### RECORD EXTRACTS
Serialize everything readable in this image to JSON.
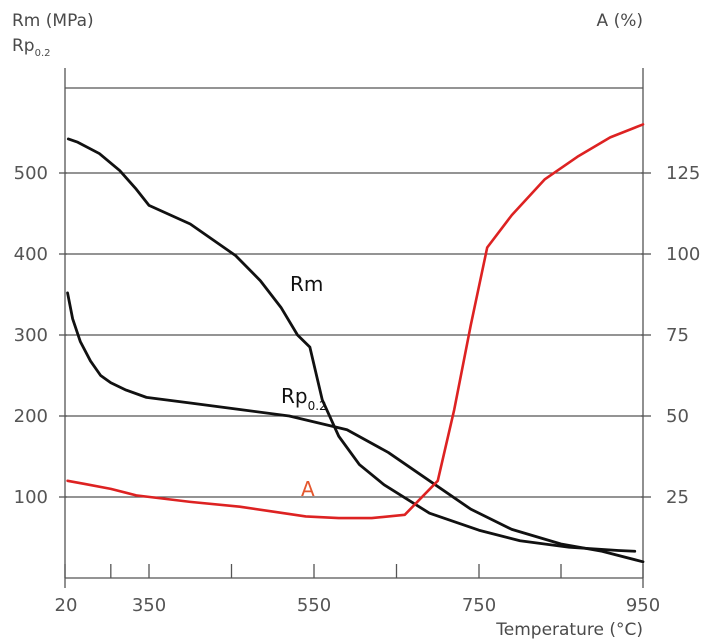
{
  "chart_data": {
    "type": "line",
    "left_axis_title": "Rm (MPa)",
    "left_axis_subtitle_main": "Rp",
    "left_axis_subtitle_sub": "0.2",
    "right_axis_title": "A (%)",
    "xlabel": "Temperature (°C)",
    "x_ticks": [
      20,
      350,
      550,
      750,
      950
    ],
    "left_ticks": [
      100,
      200,
      300,
      400,
      500
    ],
    "right_ticks": [
      25,
      50,
      75,
      100,
      125
    ],
    "grid": "horizontal",
    "colors": {
      "Rm": "#111111",
      "Rp0.2": "#111111",
      "A": "#dd2222",
      "A_label": "#e4572e",
      "grid": "#555555",
      "axis": "#555555"
    },
    "annotations": {
      "Rm": "Rm",
      "Rp_main": "Rp",
      "Rp_sub": "0.2",
      "A": "A"
    },
    "series": [
      {
        "name": "Rm",
        "axis": "left",
        "x": [
          33,
          70,
          155,
          235,
          300,
          350,
          400,
          455,
          485,
          510,
          530,
          545,
          560,
          580,
          605,
          635,
          690,
          750,
          800,
          860,
          920,
          940
        ],
        "y": [
          542,
          538,
          524,
          503,
          480,
          460,
          437,
          398,
          367,
          334,
          300,
          285,
          220,
          175,
          140,
          115,
          80,
          59,
          46,
          38,
          34,
          33
        ]
      },
      {
        "name": "Rp0.2",
        "axis": "left",
        "x": [
          30,
          50,
          80,
          120,
          160,
          200,
          260,
          340,
          400,
          460,
          520,
          590,
          640,
          690,
          740,
          790,
          850,
          900,
          950
        ],
        "y": [
          352,
          320,
          292,
          268,
          250,
          241,
          232,
          223,
          216,
          208,
          200,
          183,
          155,
          120,
          85,
          60,
          42,
          33,
          20
        ]
      },
      {
        "name": "A",
        "axis": "right",
        "x": [
          30,
          100,
          200,
          300,
          400,
          460,
          500,
          540,
          580,
          620,
          660,
          700,
          720,
          740,
          760,
          790,
          830,
          870,
          910,
          950
        ],
        "y": [
          30,
          29,
          27.5,
          25.5,
          23.5,
          22,
          20.5,
          19,
          18.5,
          18.5,
          19.5,
          30,
          52,
          78,
          102,
          112,
          123,
          130,
          136,
          140
        ]
      }
    ]
  }
}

### TASK GOAL
Leave out the pictures and transcribe everything else exactly.

### RESULT OF THE EXERCISE
Serialize everything readable in this image to JSON.
{
  "chart_data": {
    "type": "line",
    "left_axis_title": "Rm (MPa)",
    "left_axis_subtitle_main": "Rp",
    "left_axis_subtitle_sub": "0.2",
    "right_axis_title": "A (%)",
    "xlabel": "Temperature (°C)",
    "x_ticks": [
      20,
      350,
      550,
      750,
      950
    ],
    "left_ticks": [
      100,
      200,
      300,
      400,
      500
    ],
    "right_ticks": [
      25,
      50,
      75,
      100,
      125
    ],
    "grid": "horizontal",
    "colors": {
      "Rm": "#111111",
      "Rp0.2": "#111111",
      "A": "#dd2222",
      "A_label": "#e4572e",
      "grid": "#555555",
      "axis": "#555555"
    },
    "annotations": {
      "Rm": "Rm",
      "Rp_main": "Rp",
      "Rp_sub": "0.2",
      "A": "A"
    },
    "series": [
      {
        "name": "Rm",
        "axis": "left",
        "x": [
          33,
          70,
          155,
          235,
          300,
          350,
          400,
          455,
          485,
          510,
          530,
          545,
          560,
          580,
          605,
          635,
          690,
          750,
          800,
          860,
          920,
          940
        ],
        "y": [
          542,
          538,
          524,
          503,
          480,
          460,
          437,
          398,
          367,
          334,
          300,
          285,
          220,
          175,
          140,
          115,
          80,
          59,
          46,
          38,
          34,
          33
        ]
      },
      {
        "name": "Rp0.2",
        "axis": "left",
        "x": [
          30,
          50,
          80,
          120,
          160,
          200,
          260,
          340,
          400,
          460,
          520,
          590,
          640,
          690,
          740,
          790,
          850,
          900,
          950
        ],
        "y": [
          352,
          320,
          292,
          268,
          250,
          241,
          232,
          223,
          216,
          208,
          200,
          183,
          155,
          120,
          85,
          60,
          42,
          33,
          20
        ]
      },
      {
        "name": "A",
        "axis": "right",
        "x": [
          30,
          100,
          200,
          300,
          400,
          460,
          500,
          540,
          580,
          620,
          660,
          700,
          720,
          740,
          760,
          790,
          830,
          870,
          910,
          950
        ],
        "y": [
          30,
          29,
          27.5,
          25.5,
          23.5,
          22,
          20.5,
          19,
          18.5,
          18.5,
          19.5,
          30,
          52,
          78,
          102,
          112,
          123,
          130,
          136,
          140
        ]
      }
    ]
  }
}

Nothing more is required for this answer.